======== RECORDS PROVIDED ========

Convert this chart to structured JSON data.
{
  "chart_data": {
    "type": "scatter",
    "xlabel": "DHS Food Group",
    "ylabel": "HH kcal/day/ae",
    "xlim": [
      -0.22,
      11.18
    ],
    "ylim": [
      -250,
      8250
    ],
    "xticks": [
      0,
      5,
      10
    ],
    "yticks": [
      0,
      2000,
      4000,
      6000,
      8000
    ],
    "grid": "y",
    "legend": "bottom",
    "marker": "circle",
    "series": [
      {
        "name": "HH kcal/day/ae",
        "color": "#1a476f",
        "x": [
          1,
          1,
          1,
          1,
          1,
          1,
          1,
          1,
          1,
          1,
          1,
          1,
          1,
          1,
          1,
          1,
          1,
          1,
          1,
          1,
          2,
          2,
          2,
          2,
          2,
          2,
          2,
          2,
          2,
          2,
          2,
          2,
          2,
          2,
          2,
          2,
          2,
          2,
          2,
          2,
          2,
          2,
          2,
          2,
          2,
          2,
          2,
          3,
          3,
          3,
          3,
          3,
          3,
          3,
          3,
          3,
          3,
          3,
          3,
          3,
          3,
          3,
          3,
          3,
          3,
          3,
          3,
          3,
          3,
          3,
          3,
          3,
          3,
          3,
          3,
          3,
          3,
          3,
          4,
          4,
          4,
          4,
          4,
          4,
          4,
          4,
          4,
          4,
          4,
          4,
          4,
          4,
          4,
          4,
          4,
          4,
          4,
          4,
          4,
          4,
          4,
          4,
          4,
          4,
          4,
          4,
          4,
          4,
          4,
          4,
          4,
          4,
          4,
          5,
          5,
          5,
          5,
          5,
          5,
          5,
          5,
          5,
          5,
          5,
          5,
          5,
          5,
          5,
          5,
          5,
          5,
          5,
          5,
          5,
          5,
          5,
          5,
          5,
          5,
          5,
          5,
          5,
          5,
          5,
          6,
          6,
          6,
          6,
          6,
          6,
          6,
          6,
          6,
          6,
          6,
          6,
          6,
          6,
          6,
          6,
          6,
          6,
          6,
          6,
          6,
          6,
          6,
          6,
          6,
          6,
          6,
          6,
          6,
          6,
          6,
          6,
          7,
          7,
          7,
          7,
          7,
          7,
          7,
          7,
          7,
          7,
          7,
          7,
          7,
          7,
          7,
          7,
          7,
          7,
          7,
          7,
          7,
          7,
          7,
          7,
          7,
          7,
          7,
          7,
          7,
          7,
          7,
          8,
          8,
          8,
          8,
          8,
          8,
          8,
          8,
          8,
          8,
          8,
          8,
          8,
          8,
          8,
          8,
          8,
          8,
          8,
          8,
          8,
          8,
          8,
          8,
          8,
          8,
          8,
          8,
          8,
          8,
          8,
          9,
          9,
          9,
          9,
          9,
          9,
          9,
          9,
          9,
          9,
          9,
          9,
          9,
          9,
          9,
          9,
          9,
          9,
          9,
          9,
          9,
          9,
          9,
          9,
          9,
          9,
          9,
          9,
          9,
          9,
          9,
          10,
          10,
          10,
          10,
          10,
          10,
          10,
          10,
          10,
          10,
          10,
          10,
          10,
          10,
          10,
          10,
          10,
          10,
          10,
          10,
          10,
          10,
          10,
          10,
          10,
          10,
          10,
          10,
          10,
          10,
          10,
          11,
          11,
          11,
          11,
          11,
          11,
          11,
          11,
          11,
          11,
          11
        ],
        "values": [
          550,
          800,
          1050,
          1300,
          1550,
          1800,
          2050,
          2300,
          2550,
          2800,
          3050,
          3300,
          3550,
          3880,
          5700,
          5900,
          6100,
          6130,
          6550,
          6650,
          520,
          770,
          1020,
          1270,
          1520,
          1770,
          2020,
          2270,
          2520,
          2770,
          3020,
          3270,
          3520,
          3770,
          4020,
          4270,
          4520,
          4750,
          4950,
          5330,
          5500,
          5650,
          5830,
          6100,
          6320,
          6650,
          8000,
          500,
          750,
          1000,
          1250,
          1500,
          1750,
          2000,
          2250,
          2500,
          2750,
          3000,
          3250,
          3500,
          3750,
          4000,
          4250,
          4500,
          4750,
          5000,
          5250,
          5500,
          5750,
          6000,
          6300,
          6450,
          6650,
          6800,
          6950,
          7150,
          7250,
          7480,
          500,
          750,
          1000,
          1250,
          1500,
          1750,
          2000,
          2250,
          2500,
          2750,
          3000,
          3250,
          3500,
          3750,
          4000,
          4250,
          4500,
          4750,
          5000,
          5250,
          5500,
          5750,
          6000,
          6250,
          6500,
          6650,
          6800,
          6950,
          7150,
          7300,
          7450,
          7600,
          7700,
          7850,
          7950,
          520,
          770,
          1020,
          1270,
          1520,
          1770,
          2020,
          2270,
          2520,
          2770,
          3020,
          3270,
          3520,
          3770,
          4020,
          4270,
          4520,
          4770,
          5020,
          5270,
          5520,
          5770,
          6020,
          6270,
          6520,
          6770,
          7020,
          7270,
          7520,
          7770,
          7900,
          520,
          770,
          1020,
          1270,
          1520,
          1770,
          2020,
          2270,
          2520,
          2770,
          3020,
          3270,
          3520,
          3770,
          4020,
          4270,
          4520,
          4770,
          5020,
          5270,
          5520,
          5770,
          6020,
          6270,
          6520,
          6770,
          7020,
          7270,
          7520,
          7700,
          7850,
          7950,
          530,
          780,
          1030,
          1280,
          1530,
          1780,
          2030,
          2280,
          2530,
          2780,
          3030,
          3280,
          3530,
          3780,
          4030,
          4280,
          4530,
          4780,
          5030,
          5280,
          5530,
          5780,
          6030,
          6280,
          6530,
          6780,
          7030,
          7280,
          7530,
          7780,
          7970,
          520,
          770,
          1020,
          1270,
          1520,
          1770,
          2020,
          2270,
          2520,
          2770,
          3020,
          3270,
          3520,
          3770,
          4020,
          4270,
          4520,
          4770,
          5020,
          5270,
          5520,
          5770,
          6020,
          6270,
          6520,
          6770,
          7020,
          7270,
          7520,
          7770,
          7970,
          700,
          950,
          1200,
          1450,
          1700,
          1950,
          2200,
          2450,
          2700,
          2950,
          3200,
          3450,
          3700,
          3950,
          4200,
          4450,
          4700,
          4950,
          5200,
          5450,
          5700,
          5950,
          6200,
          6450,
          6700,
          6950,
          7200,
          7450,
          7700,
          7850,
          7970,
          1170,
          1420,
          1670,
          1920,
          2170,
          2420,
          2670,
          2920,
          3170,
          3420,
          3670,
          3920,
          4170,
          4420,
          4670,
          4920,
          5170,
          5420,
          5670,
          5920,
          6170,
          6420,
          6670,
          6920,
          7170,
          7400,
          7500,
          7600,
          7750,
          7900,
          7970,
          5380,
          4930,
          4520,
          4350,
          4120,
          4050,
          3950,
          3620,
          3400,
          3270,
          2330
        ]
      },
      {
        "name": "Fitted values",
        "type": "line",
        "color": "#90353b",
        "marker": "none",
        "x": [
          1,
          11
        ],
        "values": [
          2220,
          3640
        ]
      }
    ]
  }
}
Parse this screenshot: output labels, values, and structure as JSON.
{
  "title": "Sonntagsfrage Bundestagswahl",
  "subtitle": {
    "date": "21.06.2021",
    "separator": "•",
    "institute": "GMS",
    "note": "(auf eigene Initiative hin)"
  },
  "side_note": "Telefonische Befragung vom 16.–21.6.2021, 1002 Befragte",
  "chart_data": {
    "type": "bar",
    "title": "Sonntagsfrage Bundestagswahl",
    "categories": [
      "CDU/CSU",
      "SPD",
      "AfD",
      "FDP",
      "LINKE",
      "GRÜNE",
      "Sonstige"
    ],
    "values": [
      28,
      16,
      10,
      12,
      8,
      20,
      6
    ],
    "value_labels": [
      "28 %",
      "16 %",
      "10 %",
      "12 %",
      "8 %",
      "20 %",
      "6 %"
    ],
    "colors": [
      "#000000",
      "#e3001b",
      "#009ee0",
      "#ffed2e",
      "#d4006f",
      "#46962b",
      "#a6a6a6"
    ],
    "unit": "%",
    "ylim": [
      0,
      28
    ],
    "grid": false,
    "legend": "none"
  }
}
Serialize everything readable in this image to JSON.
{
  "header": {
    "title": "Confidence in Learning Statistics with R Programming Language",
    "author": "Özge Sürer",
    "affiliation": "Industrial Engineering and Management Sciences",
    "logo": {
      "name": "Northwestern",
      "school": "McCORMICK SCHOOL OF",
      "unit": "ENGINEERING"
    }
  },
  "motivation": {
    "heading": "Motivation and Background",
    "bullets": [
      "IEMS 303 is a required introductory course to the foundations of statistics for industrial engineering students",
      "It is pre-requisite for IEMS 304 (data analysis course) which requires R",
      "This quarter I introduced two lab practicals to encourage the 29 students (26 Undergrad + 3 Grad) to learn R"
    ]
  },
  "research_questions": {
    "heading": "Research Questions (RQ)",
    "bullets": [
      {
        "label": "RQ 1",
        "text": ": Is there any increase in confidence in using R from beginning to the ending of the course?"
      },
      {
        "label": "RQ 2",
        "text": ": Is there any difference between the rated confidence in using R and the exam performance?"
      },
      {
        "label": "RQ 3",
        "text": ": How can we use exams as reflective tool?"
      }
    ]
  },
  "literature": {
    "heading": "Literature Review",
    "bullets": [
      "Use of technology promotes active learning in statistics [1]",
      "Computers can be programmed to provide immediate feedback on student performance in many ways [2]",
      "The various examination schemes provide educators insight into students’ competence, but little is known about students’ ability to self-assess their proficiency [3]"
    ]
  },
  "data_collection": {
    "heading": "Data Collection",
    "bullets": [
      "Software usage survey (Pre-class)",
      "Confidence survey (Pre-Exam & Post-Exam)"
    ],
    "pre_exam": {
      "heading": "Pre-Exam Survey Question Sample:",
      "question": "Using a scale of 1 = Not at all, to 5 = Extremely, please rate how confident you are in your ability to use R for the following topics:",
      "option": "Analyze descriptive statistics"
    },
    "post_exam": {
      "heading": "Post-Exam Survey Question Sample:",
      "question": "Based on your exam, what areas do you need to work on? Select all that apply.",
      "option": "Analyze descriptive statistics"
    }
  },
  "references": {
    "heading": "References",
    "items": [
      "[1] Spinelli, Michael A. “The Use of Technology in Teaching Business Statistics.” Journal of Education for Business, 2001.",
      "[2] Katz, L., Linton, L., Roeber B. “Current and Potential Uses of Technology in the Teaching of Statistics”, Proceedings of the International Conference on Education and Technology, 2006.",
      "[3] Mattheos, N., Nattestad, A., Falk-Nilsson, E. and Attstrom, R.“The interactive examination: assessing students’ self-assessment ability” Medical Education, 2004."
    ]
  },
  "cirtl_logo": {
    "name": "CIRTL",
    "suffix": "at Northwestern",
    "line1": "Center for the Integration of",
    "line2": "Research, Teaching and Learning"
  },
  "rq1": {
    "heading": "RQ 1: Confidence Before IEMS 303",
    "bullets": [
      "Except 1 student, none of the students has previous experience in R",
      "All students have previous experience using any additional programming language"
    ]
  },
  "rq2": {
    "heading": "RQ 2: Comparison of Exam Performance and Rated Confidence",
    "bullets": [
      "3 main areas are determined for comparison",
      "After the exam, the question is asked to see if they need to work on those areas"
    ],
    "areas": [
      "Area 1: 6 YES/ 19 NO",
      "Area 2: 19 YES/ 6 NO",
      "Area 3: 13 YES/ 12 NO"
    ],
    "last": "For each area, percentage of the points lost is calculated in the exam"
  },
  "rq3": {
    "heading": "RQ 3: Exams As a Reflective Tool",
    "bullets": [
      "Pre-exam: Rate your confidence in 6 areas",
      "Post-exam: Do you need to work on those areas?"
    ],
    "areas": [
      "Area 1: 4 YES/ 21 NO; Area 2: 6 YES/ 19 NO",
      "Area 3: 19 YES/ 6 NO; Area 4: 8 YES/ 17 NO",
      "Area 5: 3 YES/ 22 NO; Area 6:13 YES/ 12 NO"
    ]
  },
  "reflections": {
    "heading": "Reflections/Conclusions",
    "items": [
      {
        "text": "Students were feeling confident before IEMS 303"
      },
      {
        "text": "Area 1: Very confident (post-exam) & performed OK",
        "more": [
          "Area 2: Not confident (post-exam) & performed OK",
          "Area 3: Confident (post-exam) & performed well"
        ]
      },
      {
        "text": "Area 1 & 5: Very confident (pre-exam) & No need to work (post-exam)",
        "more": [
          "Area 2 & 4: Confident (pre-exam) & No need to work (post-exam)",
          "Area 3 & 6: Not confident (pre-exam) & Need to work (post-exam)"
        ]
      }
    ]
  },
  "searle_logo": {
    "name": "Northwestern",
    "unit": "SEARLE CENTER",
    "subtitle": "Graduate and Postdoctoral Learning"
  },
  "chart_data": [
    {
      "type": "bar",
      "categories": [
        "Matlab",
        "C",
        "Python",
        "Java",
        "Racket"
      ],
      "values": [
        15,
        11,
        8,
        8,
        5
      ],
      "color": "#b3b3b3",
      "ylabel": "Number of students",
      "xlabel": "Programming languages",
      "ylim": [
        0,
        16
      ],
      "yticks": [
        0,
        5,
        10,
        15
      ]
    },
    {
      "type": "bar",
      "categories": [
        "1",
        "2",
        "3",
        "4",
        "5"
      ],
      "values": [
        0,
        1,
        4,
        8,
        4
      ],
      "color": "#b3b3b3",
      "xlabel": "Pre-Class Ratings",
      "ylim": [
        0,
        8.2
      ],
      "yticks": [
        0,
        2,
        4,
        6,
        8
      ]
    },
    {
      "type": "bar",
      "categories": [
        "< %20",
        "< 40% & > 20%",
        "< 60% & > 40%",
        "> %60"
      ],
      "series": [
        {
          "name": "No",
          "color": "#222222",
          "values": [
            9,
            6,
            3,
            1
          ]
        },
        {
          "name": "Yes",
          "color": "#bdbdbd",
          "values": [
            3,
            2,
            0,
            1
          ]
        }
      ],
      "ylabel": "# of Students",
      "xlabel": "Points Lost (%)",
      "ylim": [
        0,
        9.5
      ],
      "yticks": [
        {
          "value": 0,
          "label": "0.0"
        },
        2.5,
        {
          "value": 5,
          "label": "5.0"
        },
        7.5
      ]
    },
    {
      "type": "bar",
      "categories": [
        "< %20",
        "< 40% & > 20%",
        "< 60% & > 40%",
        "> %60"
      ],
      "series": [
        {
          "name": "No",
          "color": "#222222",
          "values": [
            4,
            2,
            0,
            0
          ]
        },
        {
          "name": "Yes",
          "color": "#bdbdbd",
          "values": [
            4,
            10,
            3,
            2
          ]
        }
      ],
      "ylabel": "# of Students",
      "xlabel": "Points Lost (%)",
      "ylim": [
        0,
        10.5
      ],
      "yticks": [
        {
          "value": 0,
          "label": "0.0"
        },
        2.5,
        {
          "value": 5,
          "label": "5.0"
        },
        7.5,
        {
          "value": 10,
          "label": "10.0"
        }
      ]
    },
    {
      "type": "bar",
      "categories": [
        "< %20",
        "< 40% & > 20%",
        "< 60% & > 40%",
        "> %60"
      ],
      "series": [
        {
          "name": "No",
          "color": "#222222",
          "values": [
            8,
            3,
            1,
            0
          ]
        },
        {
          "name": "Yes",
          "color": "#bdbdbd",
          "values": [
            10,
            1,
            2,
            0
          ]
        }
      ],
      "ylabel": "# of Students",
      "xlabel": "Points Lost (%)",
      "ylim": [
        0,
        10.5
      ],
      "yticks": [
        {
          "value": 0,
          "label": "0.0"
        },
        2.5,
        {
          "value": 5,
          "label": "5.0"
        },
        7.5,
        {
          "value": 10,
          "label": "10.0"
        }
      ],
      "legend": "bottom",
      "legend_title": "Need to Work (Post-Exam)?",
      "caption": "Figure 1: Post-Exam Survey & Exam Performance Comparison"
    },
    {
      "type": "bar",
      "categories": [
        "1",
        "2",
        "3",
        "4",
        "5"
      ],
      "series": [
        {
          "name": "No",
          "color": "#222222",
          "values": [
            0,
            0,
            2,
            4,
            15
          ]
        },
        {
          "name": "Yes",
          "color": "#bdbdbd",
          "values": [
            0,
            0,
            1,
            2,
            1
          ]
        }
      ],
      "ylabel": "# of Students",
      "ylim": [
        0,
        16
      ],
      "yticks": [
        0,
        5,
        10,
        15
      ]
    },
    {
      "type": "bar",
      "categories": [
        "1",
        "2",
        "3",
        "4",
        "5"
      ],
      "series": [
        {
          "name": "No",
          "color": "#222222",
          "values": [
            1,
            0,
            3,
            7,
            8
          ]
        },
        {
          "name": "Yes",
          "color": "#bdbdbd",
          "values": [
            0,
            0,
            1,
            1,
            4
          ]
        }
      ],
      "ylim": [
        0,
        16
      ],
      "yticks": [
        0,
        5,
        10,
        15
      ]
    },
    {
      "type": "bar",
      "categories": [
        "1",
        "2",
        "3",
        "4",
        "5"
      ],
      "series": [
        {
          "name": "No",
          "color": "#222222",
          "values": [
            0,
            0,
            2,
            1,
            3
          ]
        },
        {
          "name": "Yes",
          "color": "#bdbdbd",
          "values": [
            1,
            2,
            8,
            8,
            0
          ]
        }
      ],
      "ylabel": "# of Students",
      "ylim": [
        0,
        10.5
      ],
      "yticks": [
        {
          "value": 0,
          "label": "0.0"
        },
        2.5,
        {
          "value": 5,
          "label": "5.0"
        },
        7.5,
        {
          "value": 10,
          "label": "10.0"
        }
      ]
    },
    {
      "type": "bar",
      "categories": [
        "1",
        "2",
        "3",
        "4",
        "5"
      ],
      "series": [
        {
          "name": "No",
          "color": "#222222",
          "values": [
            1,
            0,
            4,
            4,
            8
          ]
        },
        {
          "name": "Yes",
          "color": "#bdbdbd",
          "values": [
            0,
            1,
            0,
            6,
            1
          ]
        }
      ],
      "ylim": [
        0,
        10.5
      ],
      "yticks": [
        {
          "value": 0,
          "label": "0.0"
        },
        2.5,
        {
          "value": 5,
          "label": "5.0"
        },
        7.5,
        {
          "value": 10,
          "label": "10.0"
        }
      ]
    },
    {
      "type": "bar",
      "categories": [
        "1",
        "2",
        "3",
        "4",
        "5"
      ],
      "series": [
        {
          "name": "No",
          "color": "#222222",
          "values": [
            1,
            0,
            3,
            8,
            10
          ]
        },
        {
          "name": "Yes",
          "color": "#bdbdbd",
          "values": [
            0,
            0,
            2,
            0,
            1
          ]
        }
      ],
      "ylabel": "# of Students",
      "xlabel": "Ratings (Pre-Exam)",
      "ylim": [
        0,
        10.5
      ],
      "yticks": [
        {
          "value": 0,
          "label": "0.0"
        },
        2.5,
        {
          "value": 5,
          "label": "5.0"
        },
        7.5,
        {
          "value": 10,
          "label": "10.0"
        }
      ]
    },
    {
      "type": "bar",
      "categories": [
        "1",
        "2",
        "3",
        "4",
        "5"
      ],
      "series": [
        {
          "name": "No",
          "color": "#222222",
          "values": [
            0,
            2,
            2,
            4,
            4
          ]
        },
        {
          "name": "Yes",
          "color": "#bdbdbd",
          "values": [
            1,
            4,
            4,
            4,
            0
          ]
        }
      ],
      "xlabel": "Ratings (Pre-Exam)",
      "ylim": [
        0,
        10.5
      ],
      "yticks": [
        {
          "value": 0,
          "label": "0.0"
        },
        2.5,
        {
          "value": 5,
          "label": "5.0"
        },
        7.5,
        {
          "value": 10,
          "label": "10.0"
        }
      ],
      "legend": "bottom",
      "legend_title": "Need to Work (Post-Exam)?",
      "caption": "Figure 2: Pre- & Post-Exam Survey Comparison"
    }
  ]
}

========

▶ DIRECTIONS: Copy out each line in the listing that has the word "subtitle".

▶ PROBLEM SOLUTION:
  "subtitle": {
    "subtitle": "Graduate and Postdoctoral Learning"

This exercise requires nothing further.